DO THIS ->
Restate each entry word for word, leaving nothing out.

[Start of INFORMATION GIVEN]

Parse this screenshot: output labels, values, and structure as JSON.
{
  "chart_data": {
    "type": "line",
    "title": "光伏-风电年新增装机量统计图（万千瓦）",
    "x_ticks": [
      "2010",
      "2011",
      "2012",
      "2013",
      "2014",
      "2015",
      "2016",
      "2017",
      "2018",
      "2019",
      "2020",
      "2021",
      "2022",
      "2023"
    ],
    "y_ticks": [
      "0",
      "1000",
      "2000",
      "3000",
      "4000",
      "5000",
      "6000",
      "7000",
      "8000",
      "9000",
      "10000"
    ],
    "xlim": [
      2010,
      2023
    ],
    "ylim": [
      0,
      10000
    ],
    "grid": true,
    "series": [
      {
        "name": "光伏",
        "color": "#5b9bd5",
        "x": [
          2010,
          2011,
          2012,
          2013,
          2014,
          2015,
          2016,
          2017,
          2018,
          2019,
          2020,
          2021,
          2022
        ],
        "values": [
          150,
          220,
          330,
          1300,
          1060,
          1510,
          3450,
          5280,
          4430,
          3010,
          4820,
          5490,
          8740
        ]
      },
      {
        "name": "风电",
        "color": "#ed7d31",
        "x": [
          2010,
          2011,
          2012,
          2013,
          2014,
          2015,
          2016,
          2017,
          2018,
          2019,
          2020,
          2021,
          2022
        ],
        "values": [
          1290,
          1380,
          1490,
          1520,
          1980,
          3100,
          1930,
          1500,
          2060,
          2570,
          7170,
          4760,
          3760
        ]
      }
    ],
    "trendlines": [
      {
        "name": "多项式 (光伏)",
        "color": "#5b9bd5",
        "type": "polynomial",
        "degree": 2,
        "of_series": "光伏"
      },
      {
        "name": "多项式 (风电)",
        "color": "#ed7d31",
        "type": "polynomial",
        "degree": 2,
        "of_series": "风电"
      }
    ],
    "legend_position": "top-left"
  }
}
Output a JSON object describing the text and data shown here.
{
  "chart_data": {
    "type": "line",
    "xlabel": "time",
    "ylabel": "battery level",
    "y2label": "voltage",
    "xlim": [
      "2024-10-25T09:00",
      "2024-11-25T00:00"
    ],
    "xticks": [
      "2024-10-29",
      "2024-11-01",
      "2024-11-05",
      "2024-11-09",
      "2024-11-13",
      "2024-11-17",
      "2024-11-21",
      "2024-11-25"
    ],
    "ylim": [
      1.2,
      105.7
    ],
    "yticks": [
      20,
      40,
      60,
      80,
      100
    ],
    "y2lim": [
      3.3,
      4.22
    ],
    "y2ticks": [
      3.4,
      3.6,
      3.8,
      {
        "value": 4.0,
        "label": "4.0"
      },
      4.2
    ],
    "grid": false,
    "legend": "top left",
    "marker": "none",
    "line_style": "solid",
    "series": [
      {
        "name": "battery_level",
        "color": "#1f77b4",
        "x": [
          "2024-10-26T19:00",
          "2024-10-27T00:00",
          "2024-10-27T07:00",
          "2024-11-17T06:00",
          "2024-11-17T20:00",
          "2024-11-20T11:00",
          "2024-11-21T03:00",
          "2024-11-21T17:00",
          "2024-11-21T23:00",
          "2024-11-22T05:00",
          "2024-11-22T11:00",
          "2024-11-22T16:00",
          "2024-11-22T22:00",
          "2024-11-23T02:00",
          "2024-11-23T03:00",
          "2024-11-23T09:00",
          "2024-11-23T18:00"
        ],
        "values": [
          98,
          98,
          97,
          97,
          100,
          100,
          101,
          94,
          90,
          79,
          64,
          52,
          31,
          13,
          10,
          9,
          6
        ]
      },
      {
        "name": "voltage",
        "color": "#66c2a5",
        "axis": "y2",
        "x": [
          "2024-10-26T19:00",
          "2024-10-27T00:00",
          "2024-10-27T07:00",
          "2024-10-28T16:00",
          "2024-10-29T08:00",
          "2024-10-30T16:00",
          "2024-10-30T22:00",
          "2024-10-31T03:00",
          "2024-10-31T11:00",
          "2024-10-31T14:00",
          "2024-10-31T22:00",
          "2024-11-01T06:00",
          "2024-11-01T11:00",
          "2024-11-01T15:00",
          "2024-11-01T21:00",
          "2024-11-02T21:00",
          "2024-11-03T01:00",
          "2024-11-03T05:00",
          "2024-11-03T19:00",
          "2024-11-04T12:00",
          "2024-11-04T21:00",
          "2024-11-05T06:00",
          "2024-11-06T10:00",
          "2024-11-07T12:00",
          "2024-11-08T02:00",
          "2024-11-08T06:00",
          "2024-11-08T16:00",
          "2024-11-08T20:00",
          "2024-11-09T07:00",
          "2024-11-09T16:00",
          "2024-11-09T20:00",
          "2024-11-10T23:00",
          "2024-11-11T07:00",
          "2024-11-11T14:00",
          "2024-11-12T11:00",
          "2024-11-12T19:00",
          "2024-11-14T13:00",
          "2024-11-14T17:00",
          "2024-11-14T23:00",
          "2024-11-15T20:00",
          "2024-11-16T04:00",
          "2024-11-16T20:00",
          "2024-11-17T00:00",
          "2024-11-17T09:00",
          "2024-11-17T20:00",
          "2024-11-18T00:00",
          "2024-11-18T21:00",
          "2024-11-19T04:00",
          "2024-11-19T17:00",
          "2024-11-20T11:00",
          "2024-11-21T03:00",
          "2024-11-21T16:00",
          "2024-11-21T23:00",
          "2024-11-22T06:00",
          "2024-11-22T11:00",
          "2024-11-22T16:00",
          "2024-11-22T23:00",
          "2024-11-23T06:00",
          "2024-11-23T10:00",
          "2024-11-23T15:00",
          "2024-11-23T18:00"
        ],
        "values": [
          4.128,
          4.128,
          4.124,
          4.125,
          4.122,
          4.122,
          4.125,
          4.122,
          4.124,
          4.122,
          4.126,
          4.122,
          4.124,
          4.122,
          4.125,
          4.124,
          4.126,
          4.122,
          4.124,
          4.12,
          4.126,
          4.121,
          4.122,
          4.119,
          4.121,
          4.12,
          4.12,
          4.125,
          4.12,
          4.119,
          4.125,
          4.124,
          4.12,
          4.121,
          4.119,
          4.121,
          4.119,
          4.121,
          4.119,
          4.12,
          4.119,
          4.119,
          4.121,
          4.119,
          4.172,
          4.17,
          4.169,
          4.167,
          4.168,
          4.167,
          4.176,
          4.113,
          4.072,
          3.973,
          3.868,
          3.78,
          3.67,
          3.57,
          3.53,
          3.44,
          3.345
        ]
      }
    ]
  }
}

[End of INFORMATION GIVEN]

OUTPUT BELOW ->
Parse this screenshot: output labels, values, and structure as JSON.
{
  "chart_data": {
    "type": "line",
    "title": "光伏-风电年新增装机量统计图（万千瓦）",
    "x_ticks": [
      "2010",
      "2011",
      "2012",
      "2013",
      "2014",
      "2015",
      "2016",
      "2017",
      "2018",
      "2019",
      "2020",
      "2021",
      "2022",
      "2023"
    ],
    "y_ticks": [
      "0",
      "1000",
      "2000",
      "3000",
      "4000",
      "5000",
      "6000",
      "7000",
      "8000",
      "9000",
      "10000"
    ],
    "xlim": [
      2010,
      2023
    ],
    "ylim": [
      0,
      10000
    ],
    "grid": true,
    "series": [
      {
        "name": "光伏",
        "color": "#5b9bd5",
        "x": [
          2010,
          2011,
          2012,
          2013,
          2014,
          2015,
          2016,
          2017,
          2018,
          2019,
          2020,
          2021,
          2022
        ],
        "values": [
          150,
          220,
          330,
          1300,
          1060,
          1510,
          3450,
          5280,
          4430,
          3010,
          4820,
          5490,
          8740
        ]
      },
      {
        "name": "风电",
        "color": "#ed7d31",
        "x": [
          2010,
          2011,
          2012,
          2013,
          2014,
          2015,
          2016,
          2017,
          2018,
          2019,
          2020,
          2021,
          2022
        ],
        "values": [
          1290,
          1380,
          1490,
          1520,
          1980,
          3100,
          1930,
          1500,
          2060,
          2570,
          7170,
          4760,
          3760
        ]
      }
    ],
    "trendlines": [
      {
        "name": "多项式 (光伏)",
        "color": "#5b9bd5",
        "type": "polynomial",
        "degree": 2,
        "of_series": "光伏"
      },
      {
        "name": "多项式 (风电)",
        "color": "#ed7d31",
        "type": "polynomial",
        "degree": 2,
        "of_series": "风电"
      }
    ],
    "legend_position": "top-left"
  }
}
Output a JSON object describing the text and data shown here.
{
  "chart_data": {
    "type": "line",
    "xlabel": "time",
    "ylabel": "battery level",
    "y2label": "voltage",
    "xlim": [
      "2024-10-25T09:00",
      "2024-11-25T00:00"
    ],
    "xticks": [
      "2024-10-29",
      "2024-11-01",
      "2024-11-05",
      "2024-11-09",
      "2024-11-13",
      "2024-11-17",
      "2024-11-21",
      "2024-11-25"
    ],
    "ylim": [
      1.2,
      105.7
    ],
    "yticks": [
      20,
      40,
      60,
      80,
      100
    ],
    "y2lim": [
      3.3,
      4.22
    ],
    "y2ticks": [
      3.4,
      3.6,
      3.8,
      {
        "value": 4.0,
        "label": "4.0"
      },
      4.2
    ],
    "grid": false,
    "legend": "top left",
    "marker": "none",
    "line_style": "solid",
    "series": [
      {
        "name": "battery_level",
        "color": "#1f77b4",
        "x": [
          "2024-10-26T19:00",
          "2024-10-27T00:00",
          "2024-10-27T07:00",
          "2024-11-17T06:00",
          "2024-11-17T20:00",
          "2024-11-20T11:00",
          "2024-11-21T03:00",
          "2024-11-21T17:00",
          "2024-11-21T23:00",
          "2024-11-22T05:00",
          "2024-11-22T11:00",
          "2024-11-22T16:00",
          "2024-11-22T22:00",
          "2024-11-23T02:00",
          "2024-11-23T03:00",
          "2024-11-23T09:00",
          "2024-11-23T18:00"
        ],
        "values": [
          98,
          98,
          97,
          97,
          100,
          100,
          101,
          94,
          90,
          79,
          64,
          52,
          31,
          13,
          10,
          9,
          6
        ]
      },
      {
        "name": "voltage",
        "color": "#66c2a5",
        "axis": "y2",
        "x": [
          "2024-10-26T19:00",
          "2024-10-27T00:00",
          "2024-10-27T07:00",
          "2024-10-28T16:00",
          "2024-10-29T08:00",
          "2024-10-30T16:00",
          "2024-10-30T22:00",
          "2024-10-31T03:00",
          "2024-10-31T11:00",
          "2024-10-31T14:00",
          "2024-10-31T22:00",
          "2024-11-01T06:00",
          "2024-11-01T11:00",
          "2024-11-01T15:00",
          "2024-11-01T21:00",
          "2024-11-02T21:00",
          "2024-11-03T01:00",
          "2024-11-03T05:00",
          "2024-11-03T19:00",
          "2024-11-04T12:00",
          "2024-11-04T21:00",
          "2024-11-05T06:00",
          "2024-11-06T10:00",
          "2024-11-07T12:00",
          "2024-11-08T02:00",
          "2024-11-08T06:00",
          "2024-11-08T16:00",
          "2024-11-08T20:00",
          "2024-11-09T07:00",
          "2024-11-09T16:00",
          "2024-11-09T20:00",
          "2024-11-10T23:00",
          "2024-11-11T07:00",
          "2024-11-11T14:00",
          "2024-11-12T11:00",
          "2024-11-12T19:00",
          "2024-11-14T13:00",
          "2024-11-14T17:00",
          "2024-11-14T23:00",
          "2024-11-15T20:00",
          "2024-11-16T04:00",
          "2024-11-16T20:00",
          "2024-11-17T00:00",
          "2024-11-17T09:00",
          "2024-11-17T20:00",
          "2024-11-18T00:00",
          "2024-11-18T21:00",
          "2024-11-19T04:00",
          "2024-11-19T17:00",
          "2024-11-20T11:00",
          "2024-11-21T03:00",
          "2024-11-21T16:00",
          "2024-11-21T23:00",
          "2024-11-22T06:00",
          "2024-11-22T11:00",
          "2024-11-22T16:00",
          "2024-11-22T23:00",
          "2024-11-23T06:00",
          "2024-11-23T10:00",
          "2024-11-23T15:00",
          "2024-11-23T18:00"
        ],
        "values": [
          4.128,
          4.128,
          4.124,
          4.125,
          4.122,
          4.122,
          4.125,
          4.122,
          4.124,
          4.122,
          4.126,
          4.122,
          4.124,
          4.122,
          4.125,
          4.124,
          4.126,
          4.122,
          4.124,
          4.12,
          4.126,
          4.121,
          4.122,
          4.119,
          4.121,
          4.12,
          4.12,
          4.125,
          4.12,
          4.119,
          4.125,
          4.124,
          4.12,
          4.121,
          4.119,
          4.121,
          4.119,
          4.121,
          4.119,
          4.12,
          4.119,
          4.119,
          4.121,
          4.119,
          4.172,
          4.17,
          4.169,
          4.167,
          4.168,
          4.167,
          4.176,
          4.113,
          4.072,
          3.973,
          3.868,
          3.78,
          3.67,
          3.57,
          3.53,
          3.44,
          3.345
        ]
      }
    ]
  }
}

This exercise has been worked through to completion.